### WRITTEN EXERCISE
Emit the entire listing verbatim.

### INPUT
------------------------------------------------------------

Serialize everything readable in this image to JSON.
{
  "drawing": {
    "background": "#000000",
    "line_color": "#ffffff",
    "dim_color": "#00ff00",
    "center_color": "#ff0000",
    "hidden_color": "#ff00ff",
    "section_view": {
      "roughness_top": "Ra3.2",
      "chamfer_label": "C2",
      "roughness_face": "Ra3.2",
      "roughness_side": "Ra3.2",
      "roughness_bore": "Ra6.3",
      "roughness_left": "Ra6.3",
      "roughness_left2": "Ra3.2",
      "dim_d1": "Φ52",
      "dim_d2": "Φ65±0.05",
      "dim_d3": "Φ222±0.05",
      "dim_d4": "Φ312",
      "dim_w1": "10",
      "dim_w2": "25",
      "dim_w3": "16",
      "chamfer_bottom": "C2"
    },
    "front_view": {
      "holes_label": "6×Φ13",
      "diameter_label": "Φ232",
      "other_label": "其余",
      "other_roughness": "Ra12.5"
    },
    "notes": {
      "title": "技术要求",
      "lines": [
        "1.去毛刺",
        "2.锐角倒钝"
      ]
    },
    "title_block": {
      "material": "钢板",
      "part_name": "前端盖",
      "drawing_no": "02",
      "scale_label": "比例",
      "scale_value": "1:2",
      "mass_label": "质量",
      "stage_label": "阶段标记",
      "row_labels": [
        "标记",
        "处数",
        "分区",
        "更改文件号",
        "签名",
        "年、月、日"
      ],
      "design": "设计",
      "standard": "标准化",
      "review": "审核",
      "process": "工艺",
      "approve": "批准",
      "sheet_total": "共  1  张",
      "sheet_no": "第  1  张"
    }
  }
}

------------------------------------------------------------

### EXERCISE RESULT
Serialize everything readable in this image to JSON.
{
  "drawing": {
    "background": "#000000",
    "line_color": "#ffffff",
    "dim_color": "#00ff00",
    "center_color": "#ff0000",
    "hidden_color": "#ff00ff",
    "section_view": {
      "roughness_top": "Ra3.2",
      "chamfer_label": "C2",
      "roughness_face": "Ra3.2",
      "roughness_side": "Ra3.2",
      "roughness_bore": "Ra6.3",
      "roughness_left": "Ra6.3",
      "roughness_left2": "Ra3.2",
      "dim_d1": "Φ52",
      "dim_d2": "Φ65±0.05",
      "dim_d3": "Φ222±0.05",
      "dim_d4": "Φ312",
      "dim_w1": "10",
      "dim_w2": "25",
      "dim_w3": "16",
      "chamfer_bottom": "C2"
    },
    "front_view": {
      "holes_label": "6×Φ13",
      "diameter_label": "Φ232",
      "other_label": "其余",
      "other_roughness": "Ra12.5"
    },
    "notes": {
      "title": "技术要求",
      "lines": [
        "1.去毛刺",
        "2.锐角倒钝"
      ]
    },
    "title_block": {
      "material": "钢板",
      "part_name": "前端盖",
      "drawing_no": "02",
      "scale_label": "比例",
      "scale_value": "1:2",
      "mass_label": "质量",
      "stage_label": "阶段标记",
      "row_labels": [
        "标记",
        "处数",
        "分区",
        "更改文件号",
        "签名",
        "年、月、日"
      ],
      "design": "设计",
      "standard": "标准化",
      "review": "审核",
      "process": "工艺",
      "approve": "批准",
      "sheet_total": "共  1  张",
      "sheet_no": "第  1  张"
    }
  }
}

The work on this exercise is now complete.